Dataset excerpt
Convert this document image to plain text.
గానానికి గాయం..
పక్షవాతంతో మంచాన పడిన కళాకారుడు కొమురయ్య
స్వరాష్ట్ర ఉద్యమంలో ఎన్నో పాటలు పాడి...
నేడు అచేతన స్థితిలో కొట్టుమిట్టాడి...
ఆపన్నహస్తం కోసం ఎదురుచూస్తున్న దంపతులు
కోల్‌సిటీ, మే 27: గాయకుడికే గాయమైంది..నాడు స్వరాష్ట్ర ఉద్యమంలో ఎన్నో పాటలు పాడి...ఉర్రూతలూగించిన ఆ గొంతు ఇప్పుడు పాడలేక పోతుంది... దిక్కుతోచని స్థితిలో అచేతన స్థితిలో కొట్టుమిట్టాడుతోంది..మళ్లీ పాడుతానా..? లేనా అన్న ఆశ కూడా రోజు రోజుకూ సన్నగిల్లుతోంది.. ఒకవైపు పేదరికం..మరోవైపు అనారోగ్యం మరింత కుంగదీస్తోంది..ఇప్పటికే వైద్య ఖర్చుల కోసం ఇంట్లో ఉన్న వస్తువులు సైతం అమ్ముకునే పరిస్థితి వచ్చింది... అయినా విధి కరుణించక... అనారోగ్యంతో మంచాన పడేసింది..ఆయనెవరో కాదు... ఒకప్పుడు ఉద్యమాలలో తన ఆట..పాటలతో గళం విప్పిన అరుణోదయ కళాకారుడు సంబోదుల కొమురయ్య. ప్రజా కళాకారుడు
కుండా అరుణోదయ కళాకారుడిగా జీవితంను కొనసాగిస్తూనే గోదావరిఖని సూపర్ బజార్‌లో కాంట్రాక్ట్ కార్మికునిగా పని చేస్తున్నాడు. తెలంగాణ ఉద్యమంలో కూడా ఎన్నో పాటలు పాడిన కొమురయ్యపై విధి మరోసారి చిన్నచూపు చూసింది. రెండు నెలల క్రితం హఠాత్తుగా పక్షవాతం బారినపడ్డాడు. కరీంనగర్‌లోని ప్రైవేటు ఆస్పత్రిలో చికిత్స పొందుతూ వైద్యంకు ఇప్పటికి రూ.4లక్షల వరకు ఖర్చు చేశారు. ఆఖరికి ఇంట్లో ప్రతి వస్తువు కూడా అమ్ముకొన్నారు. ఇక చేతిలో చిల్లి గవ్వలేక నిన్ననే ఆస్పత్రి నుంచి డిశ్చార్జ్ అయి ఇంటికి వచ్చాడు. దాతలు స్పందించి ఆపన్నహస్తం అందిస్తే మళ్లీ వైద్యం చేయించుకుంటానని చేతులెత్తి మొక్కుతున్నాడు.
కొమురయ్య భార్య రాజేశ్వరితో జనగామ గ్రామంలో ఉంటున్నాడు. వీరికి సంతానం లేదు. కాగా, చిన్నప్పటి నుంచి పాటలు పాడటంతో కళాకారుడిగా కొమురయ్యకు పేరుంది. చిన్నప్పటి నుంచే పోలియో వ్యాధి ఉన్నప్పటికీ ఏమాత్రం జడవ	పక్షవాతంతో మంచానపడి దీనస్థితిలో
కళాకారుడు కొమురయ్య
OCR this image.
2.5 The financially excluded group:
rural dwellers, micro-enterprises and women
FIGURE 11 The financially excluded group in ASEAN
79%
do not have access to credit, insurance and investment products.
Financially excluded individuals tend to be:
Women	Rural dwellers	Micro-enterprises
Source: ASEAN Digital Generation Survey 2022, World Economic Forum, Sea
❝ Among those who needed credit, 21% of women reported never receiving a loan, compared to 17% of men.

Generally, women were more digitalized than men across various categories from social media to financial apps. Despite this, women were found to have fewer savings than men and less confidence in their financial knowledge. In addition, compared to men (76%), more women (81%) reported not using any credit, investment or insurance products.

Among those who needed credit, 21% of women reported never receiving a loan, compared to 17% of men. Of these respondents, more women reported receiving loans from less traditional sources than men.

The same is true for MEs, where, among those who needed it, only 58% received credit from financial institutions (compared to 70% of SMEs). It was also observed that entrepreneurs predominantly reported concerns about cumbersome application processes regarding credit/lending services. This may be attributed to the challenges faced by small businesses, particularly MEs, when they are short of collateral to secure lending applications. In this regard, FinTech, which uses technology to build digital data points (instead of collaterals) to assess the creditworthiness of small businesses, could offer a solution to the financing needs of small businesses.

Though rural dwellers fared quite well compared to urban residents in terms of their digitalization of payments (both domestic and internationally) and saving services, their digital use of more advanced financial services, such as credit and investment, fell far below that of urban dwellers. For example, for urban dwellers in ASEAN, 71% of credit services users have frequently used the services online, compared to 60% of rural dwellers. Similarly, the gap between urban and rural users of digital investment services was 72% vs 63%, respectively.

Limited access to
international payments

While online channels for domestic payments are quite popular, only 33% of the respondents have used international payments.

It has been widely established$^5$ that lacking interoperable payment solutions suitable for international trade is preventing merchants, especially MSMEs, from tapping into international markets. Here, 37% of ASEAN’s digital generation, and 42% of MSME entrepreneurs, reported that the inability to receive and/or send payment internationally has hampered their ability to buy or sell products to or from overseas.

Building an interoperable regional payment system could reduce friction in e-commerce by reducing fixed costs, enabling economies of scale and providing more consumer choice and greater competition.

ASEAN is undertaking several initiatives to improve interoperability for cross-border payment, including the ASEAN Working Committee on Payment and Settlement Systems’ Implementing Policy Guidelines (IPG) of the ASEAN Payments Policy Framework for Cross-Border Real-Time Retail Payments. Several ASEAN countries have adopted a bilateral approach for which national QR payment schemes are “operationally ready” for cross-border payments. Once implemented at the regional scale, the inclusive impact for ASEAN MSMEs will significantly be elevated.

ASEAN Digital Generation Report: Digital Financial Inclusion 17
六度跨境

**Exercise directions:**
Restate every line of the data word for word.

**Output below:**
Convert this document image to plain text.
గానానికి గాయం..
పక్షవాతంతో మంచాన పడిన కళాకారుడు కొమురయ్య
స్వరాష్ట్ర ఉద్యమంలో ఎన్నో పాటలు పాడి...
నేడు అచేతన స్థితిలో కొట్టుమిట్టాడి...
ఆపన్నహస్తం కోసం ఎదురుచూస్తున్న దంపతులు
కోల్‌సిటీ, మే 27: గాయకుడికే గాయమైంది..నాడు స్వరాష్ట్ర ఉద్యమంలో ఎన్నో పాటలు పాడి...ఉర్రూతలూగించిన ఆ గొంతు ఇప్పుడు పాడలేక పోతుంది... దిక్కుతోచని స్థితిలో అచేతన స్థితిలో కొట్టుమిట్టాడుతోంది..మళ్లీ పాడుతానా..? లేనా అన్న ఆశ కూడా రోజు రోజుకూ సన్నగిల్లుతోంది.. ఒకవైపు పేదరికం..మరోవైపు అనారోగ్యం మరింత కుంగదీస్తోంది..ఇప్పటికే వైద్య ఖర్చుల కోసం ఇంట్లో ఉన్న వస్తువులు సైతం అమ్ముకునే పరిస్థితి వచ్చింది... అయినా విధి కరుణించక... అనారోగ్యంతో మంచాన పడేసింది..ఆయనెవరో కాదు... ఒకప్పుడు ఉద్యమాలలో తన ఆట..పాటలతో గళం విప్పిన అరుణోదయ కళాకారుడు సంబోదుల కొమురయ్య. ప్రజా కళాకారుడు
కుండా అరుణోదయ కళాకారుడిగా జీవితంను కొనసాగిస్తూనే గోదావరిఖని సూపర్ బజార్‌లో కాంట్రాక్ట్ కార్మికునిగా పని చేస్తున్నాడు. తెలంగాణ ఉద్యమంలో కూడా ఎన్నో పాటలు పాడిన కొమురయ్యపై విధి మరోసారి చిన్నచూపు చూసింది. రెండు నెలల క్రితం హఠాత్తుగా పక్షవాతం బారినపడ్డాడు. కరీంనగర్‌లోని ప్రైవేటు ఆస్పత్రిలో చికిత్స పొందుతూ వైద్యంకు ఇప్పటికి రూ.4లక్షల వరకు ఖర్చు చేశారు. ఆఖరికి ఇంట్లో ప్రతి వస్తువు కూడా అమ్ముకొన్నారు. ఇక చేతిలో చిల్లి గవ్వలేక నిన్ననే ఆస్పత్రి నుంచి డిశ్చార్జ్ అయి ఇంటికి వచ్చాడు. దాతలు స్పందించి ఆపన్నహస్తం అందిస్తే మళ్లీ వైద్యం చేయించుకుంటానని చేతులెత్తి మొక్కుతున్నాడు.
కొమురయ్య భార్య రాజేశ్వరితో జనగామ గ్రామంలో ఉంటున్నాడు. వీరికి సంతానం లేదు. కాగా, చిన్నప్పటి నుంచి పాటలు పాడటంతో కళాకారుడిగా కొమురయ్యకు పేరుంది. చిన్నప్పటి నుంచే పోలియో వ్యాధి ఉన్నప్పటికీ ఏమాత్రం జడవ	పక్షవాతంతో మంచానపడి దీనస్థితిలో
కళాకారుడు కొమురయ్య
OCR this image.
2.5 The financially excluded group:
rural dwellers, micro-enterprises and women
FIGURE 11 The financially excluded group in ASEAN
79%
do not have access to credit, insurance and investment products.
Financially excluded individuals tend to be:
Women	Rural dwellers	Micro-enterprises
Source: ASEAN Digital Generation Survey 2022, World Economic Forum, Sea
❝ Among those who needed credit, 21% of women reported never receiving a loan, compared to 17% of men.

Generally, women were more digitalized than men across various categories from social media to financial apps. Despite this, women were found to have fewer savings than men and less confidence in their financial knowledge. In addition, compared to men (76%), more women (81%) reported not using any credit, investment or insurance products.

Among those who needed credit, 21% of women reported never receiving a loan, compared to 17% of men. Of these respondents, more women reported receiving loans from less traditional sources than men.

The same is true for MEs, where, among those who needed it, only 58% received credit from financial institutions (compared to 70% of SMEs). It was also observed that entrepreneurs predominantly reported concerns about cumbersome application processes regarding credit/lending services. This may be attributed to the challenges faced by small businesses, particularly MEs, when they are short of collateral to secure lending applications. In this regard, FinTech, which uses technology to build digital data points (instead of collaterals) to assess the creditworthiness of small businesses, could offer a solution to the financing needs of small businesses.

Though rural dwellers fared quite well compared to urban residents in terms of their digitalization of payments (both domestic and internationally) and saving services, their digital use of more advanced financial services, such as credit and investment, fell far below that of urban dwellers. For example, for urban dwellers in ASEAN, 71% of credit services users have frequently used the services online, compared to 60% of rural dwellers. Similarly, the gap between urban and rural users of digital investment services was 72% vs 63%, respectively.

Limited access to
international payments

While online channels for domestic payments are quite popular, only 33% of the respondents have used international payments.

It has been widely established$^5$ that lacking interoperable payment solutions suitable for international trade is preventing merchants, especially MSMEs, from tapping into international markets. Here, 37% of ASEAN’s digital generation, and 42% of MSME entrepreneurs, reported that the inability to receive and/or send payment internationally has hampered their ability to buy or sell products to or from overseas.

Building an interoperable regional payment system could reduce friction in e-commerce by reducing fixed costs, enabling economies of scale and providing more consumer choice and greater competition.

ASEAN is undertaking several initiatives to improve interoperability for cross-border payment, including the ASEAN Working Committee on Payment and Settlement Systems’ Implementing Policy Guidelines (IPG) of the ASEAN Payments Policy Framework for Cross-Border Real-Time Retail Payments. Several ASEAN countries have adopted a bilateral approach for which national QR payment schemes are “operationally ready” for cross-border payments. Once implemented at the regional scale, the inclusive impact for ASEAN MSMEs will significantly be elevated.

ASEAN Digital Generation Report: Digital Financial Inclusion 17
六度跨境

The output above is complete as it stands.